Do this → Skip the images and return the records below exactly.

⟨

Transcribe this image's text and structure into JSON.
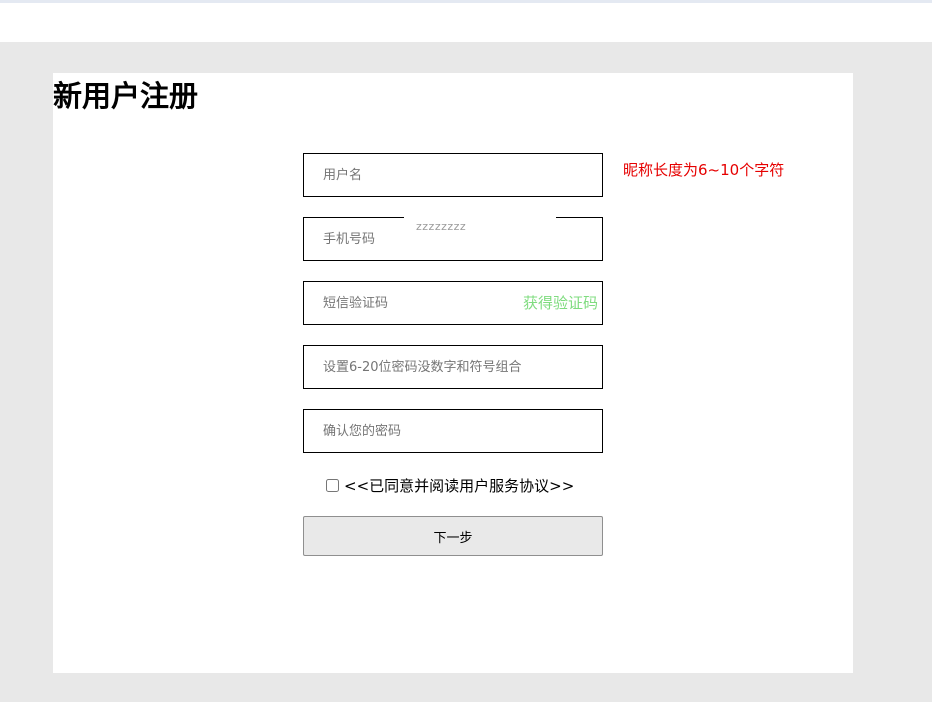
{
  "page": {
    "title": "新用户注册"
  },
  "form": {
    "username": {
      "placeholder": "用户名",
      "hint": "昵称长度为6~10个字符"
    },
    "phone": {
      "placeholder": "手机号码",
      "tooltip": "zzzzzzzz"
    },
    "sms_code": {
      "placeholder": "短信验证码",
      "get_code_label": "获得验证码"
    },
    "password": {
      "placeholder": "设置6-20位密码没数字和符号组合"
    },
    "confirm_password": {
      "placeholder": "确认您的密码"
    },
    "agreement": {
      "label": "<<已同意并阅读用户服务协议>>",
      "checked": false
    },
    "next_label": "下一步"
  },
  "colors": {
    "hint": "#e60000",
    "get_code": "#7fdc7f",
    "page_background": "#e8e8e8"
  }
}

⟩

Reply →
Transcribe this image's text and structure into JSON.
{
  "page": {
    "title": "新用户注册"
  },
  "form": {
    "username": {
      "placeholder": "用户名",
      "hint": "昵称长度为6~10个字符"
    },
    "phone": {
      "placeholder": "手机号码",
      "tooltip": "zzzzzzzz"
    },
    "sms_code": {
      "placeholder": "短信验证码",
      "get_code_label": "获得验证码"
    },
    "password": {
      "placeholder": "设置6-20位密码没数字和符号组合"
    },
    "confirm_password": {
      "placeholder": "确认您的密码"
    },
    "agreement": {
      "label": "<<已同意并阅读用户服务协议>>",
      "checked": false
    },
    "next_label": "下一步"
  },
  "colors": {
    "hint": "#e60000",
    "get_code": "#7fdc7f",
    "page_background": "#e8e8e8"
  }
}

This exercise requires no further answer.